EXERCISE BRIEF: Filter the entries that follow, copying every line in which the word "this" appears.

DATASET ROWS:

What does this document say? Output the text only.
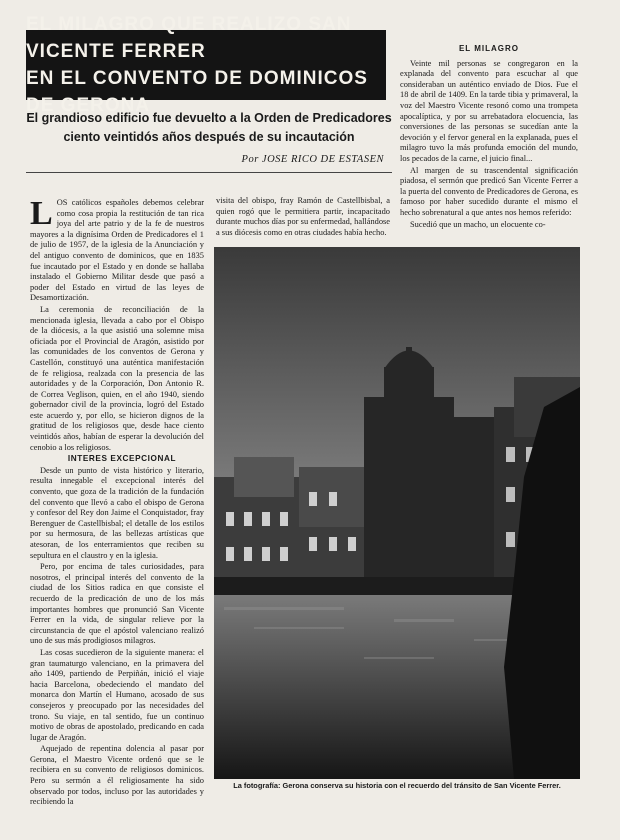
EL MILAGRO QUE REALIZO SAN VICENTE FERRER
EN EL CONVENTO DE DOMINICOS DE GERONA
El grandioso edificio fue devuelto a la Orden de Predicadores
ciento veintidós años después de su incautación
Por JOSE RICO DE ESTASEN

LOS católicos españoles debemos celebrar como cosa propia la restitución de tan rica joya del arte patrio y de la fe de nuestros mayores a la dignísima Orden de Predicadores el 1 de julio de 1957, de la iglesia de la Anunciación y del antiguo convento de dominicos, que en 1835 fue incautado por el Estado y en donde se hallaba instalado el Gobierno Militar desde que pasó a poder del Estado en virtud de las leyes de Desamortización.

La ceremonia de reconciliación de la mencionada iglesia, llevada a cabo por el Obispo de la diócesis, a la que asistió una solemne misa oficiada por el Provincial de Aragón, asistido por las comunidades de los conventos de Gerona y Castellón, constituyó una auténtica manifestación de fe religiosa, realzada con la presencia de las autoridades y de la Corporación, Don Antonio R. de Correa Veglison, quien, en el año 1940, siendo gobernador civil de la provincia, logró del Estado este acuerdo y, por ello, se hicieron dignos de la gratitud de los religiosos que, desde hace ciento veintidós años, habían de esperar la devolución del cenobio a los religiosos.

INTERES EXCEPCIONAL

Desde un punto de vista histórico y literario, resulta innegable el excepcional interés del convento, que goza de la tradición de la fundación del convento que llevó a cabo el obispo de Gerona y confesor del Rey don Jaime el Conquistador, fray Berenguer de Castellbisbal; el detalle de los estilos por su hermosura, de las bellezas artísticas que atesoran, de los enterramientos que reciben su sepultura en el claustro y en la iglesia.

Pero, por encima de tales curiosidades, para nosotros, el principal interés del convento de la ciudad de los Sitios radica en que consiste el recuerdo de la predicación de uno de los más importantes hombres que pronunció San Vicente Ferrer en la vida, de singular relieve por la circunstancia de que el apóstol valenciano realizó uno de sus más prodigiosos milagros.

Las cosas sucedieron de la siguiente manera: el gran taumaturgo valenciano, en la primavera del año 1409, partiendo de Perpiñán, inició el viaje hacia Barcelona, obedeciendo el mandato del monarca don Martín el Humano, acosado de sus consejeros y preocupado por las necesidades del trono. Su viaje, en tal sentido, fue un continuo motivo de obras de apostolado, predicando en cada lugar de Aragón.

Aquejado de repentina dolencia al pasar por Gerona, el Maestro Vicente ordenó que se le recibiera en su convento de religiosos dominicos. Pero su sermón a él religiosamente ha sido observado por todos, incluso por las autoridades y recibiendo la

visita del obispo, fray Ramón de Castellbisbal, a quien rogó que le permitiera partir, incapacitado durante muchos días por su enfermedad, hallándose a sus diócesis como en otras ciudades había hecho.

EL MILAGRO

Veinte mil personas se congregaron en la explanada del convento para escuchar al que consideraban un auténtico enviado de Dios. Fue el 18 de abril de 1409. En la tarde tibia y primaveral, la voz del Maestro Vicente resonó como una trompeta apocalíptica, y por su arrebatadora elocuencia, las conversiones de las personas se sucedían ante la devoción y el fervor general en la explanada, pues el milagro tuvo la más profunda emoción del mundo, los pecados de la carne, el juicio final...

Al margen de su trascendental significación piadosa, el sermón que predicó San Vicente Ferrer a la puerta del convento de Predicadores de Gerona, es famoso por haber sucedido durante el mismo el hecho sobrenatural a que antes nos hemos referido:

Sucedió que un macho, un elocuente co-

La fotografía: Gerona conserva su historia con el recuerdo del tránsito de San Vicente Ferrer.
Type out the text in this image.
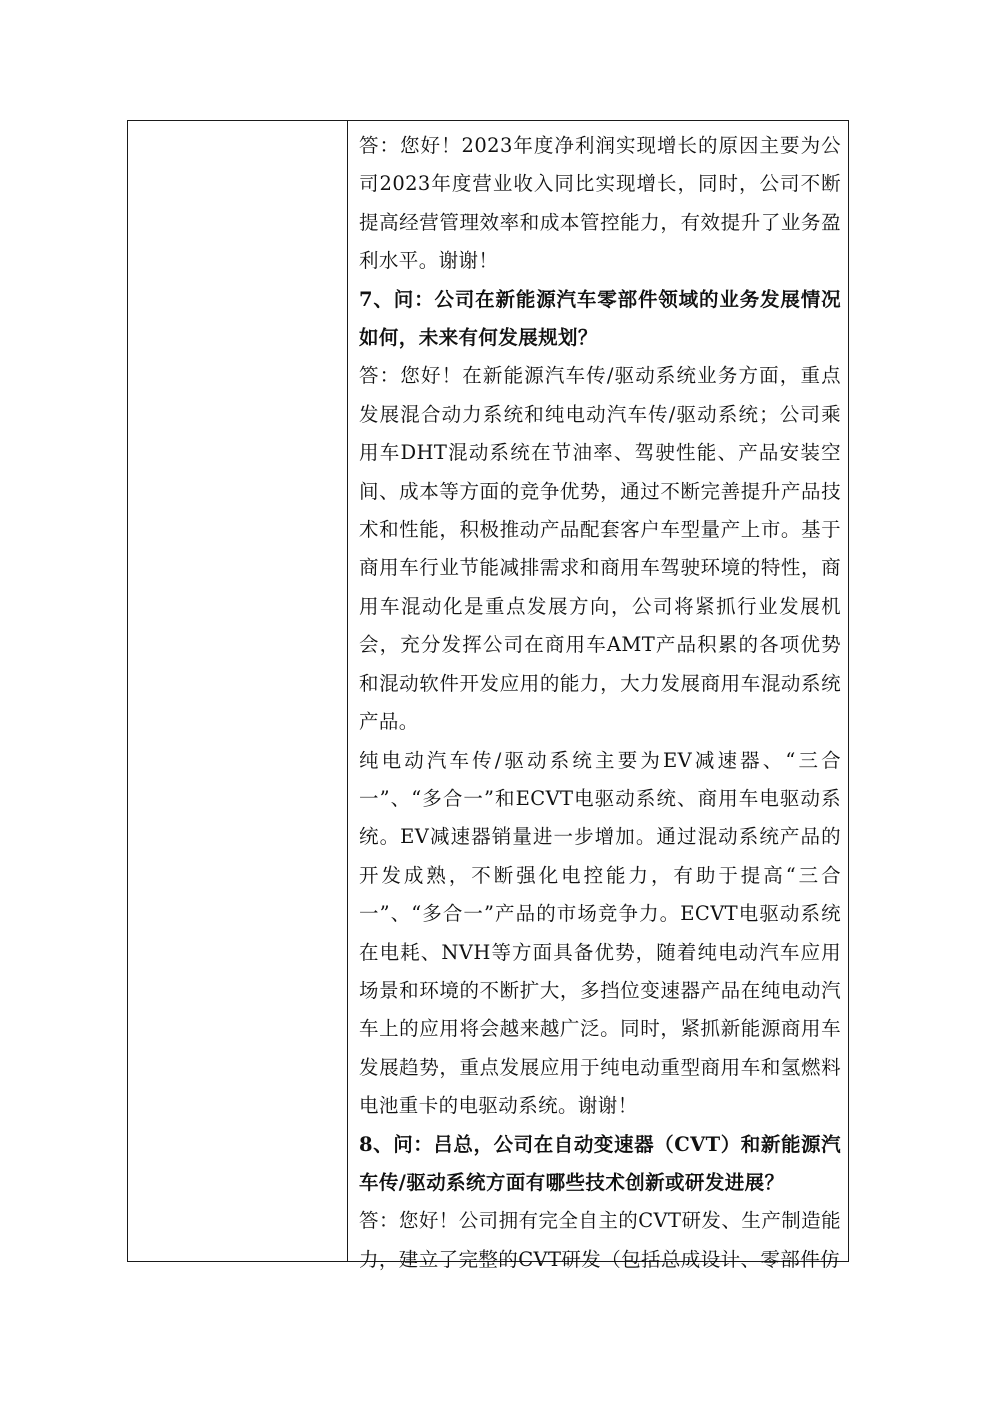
答：您好！2023年度净利润实现增长的原因主要为公司2023年度营业收入同比实现增长，同时，公司不断提高经营管理效率和成本管控能力，有效提升了业务盈利水平。谢谢！

7、问：公司在新能源汽车零部件领域的业务发展情况如何，未来有何发展规划？

答：您好！在新能源汽车传/驱动系统业务方面，重点发展混合动力系统和纯电动汽车传/驱动系统；公司乘用车DHT混动系统在节油率、驾驶性能、产品安装空间、成本等方面的竞争优势，通过不断完善提升产品技术和性能，积极推动产品配套客户车型量产上市。基于商用车行业节能减排需求和商用车驾驶环境的特性，商用车混动化是重点发展方向，公司将紧抓行业发展机会，充分发挥公司在商用车AMT产品积累的各项优势和混动软件开发应用的能力，大力发展商用车混动系统产品。

纯电动汽车传/驱动系统主要为EV减速器、“三合一”、“多合一”和ECVT电驱动系统、商用车电驱动系统。EV减速器销量进一步增加。通过混动系统产品的开发成熟，不断强化电控能力，有助于提高“三合一”、“多合一”产品的市场竞争力。ECVT电驱动系统在电耗、NVH等方面具备优势，随着纯电动汽车应用场景和环境的不断扩大，多挡位变速器产品在纯电动汽车上的应用将会越来越广泛。同时，紧抓新能源商用车发展趋势，重点发展应用于纯电动重型商用车和氢燃料电池重卡的电驱动系统。谢谢！

8、问：吕总，公司在自动变速器（CVT）和新能源汽车传/驱动系统方面有哪些技术创新或研发进展？

答：您好！公司拥有完全自主的CVT研发、生产制造能力，建立了完整的CVT研发（包括总成设计、零部件仿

THE RESPONSE:
What does this document say? Output the text only.
Type out the text in this image.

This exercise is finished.